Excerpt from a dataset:
---------------

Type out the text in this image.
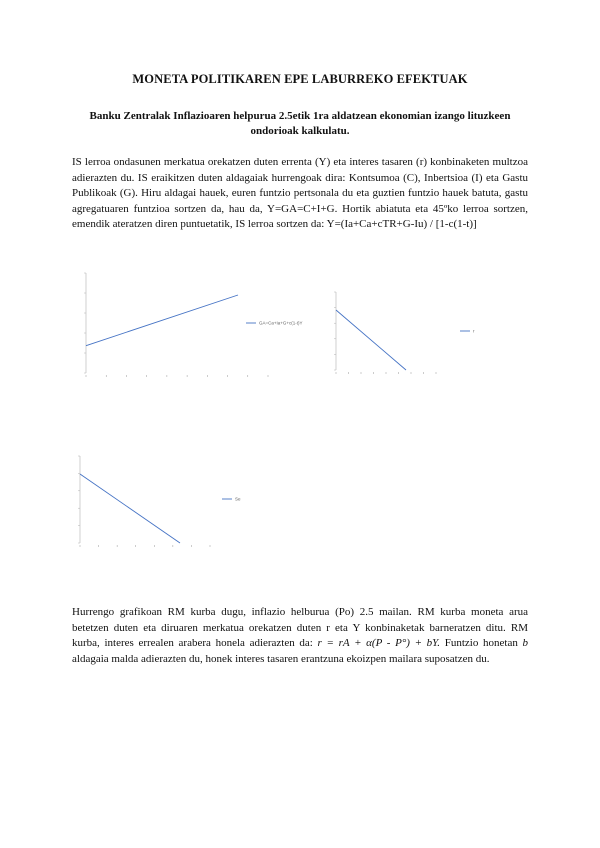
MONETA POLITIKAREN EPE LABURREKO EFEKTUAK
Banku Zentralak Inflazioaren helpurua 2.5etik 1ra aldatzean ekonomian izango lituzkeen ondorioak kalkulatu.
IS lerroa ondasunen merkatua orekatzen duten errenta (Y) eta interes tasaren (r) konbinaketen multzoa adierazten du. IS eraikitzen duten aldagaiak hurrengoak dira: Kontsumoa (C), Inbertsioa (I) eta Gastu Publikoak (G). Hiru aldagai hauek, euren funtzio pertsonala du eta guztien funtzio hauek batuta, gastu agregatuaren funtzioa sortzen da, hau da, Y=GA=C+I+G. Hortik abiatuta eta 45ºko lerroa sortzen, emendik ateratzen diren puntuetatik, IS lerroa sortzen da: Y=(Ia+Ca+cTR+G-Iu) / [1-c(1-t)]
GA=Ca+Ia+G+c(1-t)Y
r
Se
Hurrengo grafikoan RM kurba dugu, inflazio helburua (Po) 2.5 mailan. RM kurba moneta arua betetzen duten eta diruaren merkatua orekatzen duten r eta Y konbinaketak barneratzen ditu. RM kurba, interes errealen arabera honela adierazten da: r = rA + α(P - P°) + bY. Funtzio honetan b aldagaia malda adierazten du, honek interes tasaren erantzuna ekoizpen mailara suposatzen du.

---------------

* WHAT YOU NEED TO DO
In the entries above, find each line with the string "tasaren" and copy it.

* THE RESULT
IS lerroa ondasunen merkatua orekatzen duten errenta (Y) eta interes tasaren (r) konbinaketen multzoa adierazten du. IS eraikitzen duten aldagaiak hurrengoak dira: Kontsumoa (C), Inbertsioa (I) eta Gastu Publikoak (G). Hiru aldagai hauek, euren funtzio pertsonala du eta guztien funtzio hauek batuta, gastu agregatuaren funtzioa sortzen da, hau da, Y=GA=C+I+G. Hortik abiatuta eta 45ºko lerroa sortzen, emendik ateratzen diren puntuetatik, IS lerroa sortzen da: Y=(Ia+Ca+cTR+G-Iu) / [1-c(1-t)]
Hurrengo grafikoan RM kurba dugu, inflazio helburua (Po) 2.5 mailan. RM kurba moneta arua betetzen duten eta diruaren merkatua orekatzen duten r eta Y konbinaketak barneratzen ditu. RM kurba, interes errealen arabera honela adierazten da: r = rA + α(P - P°) + bY. Funtzio honetan b aldagaia malda adierazten du, honek interes tasaren erantzuna ekoizpen mailara suposatzen du.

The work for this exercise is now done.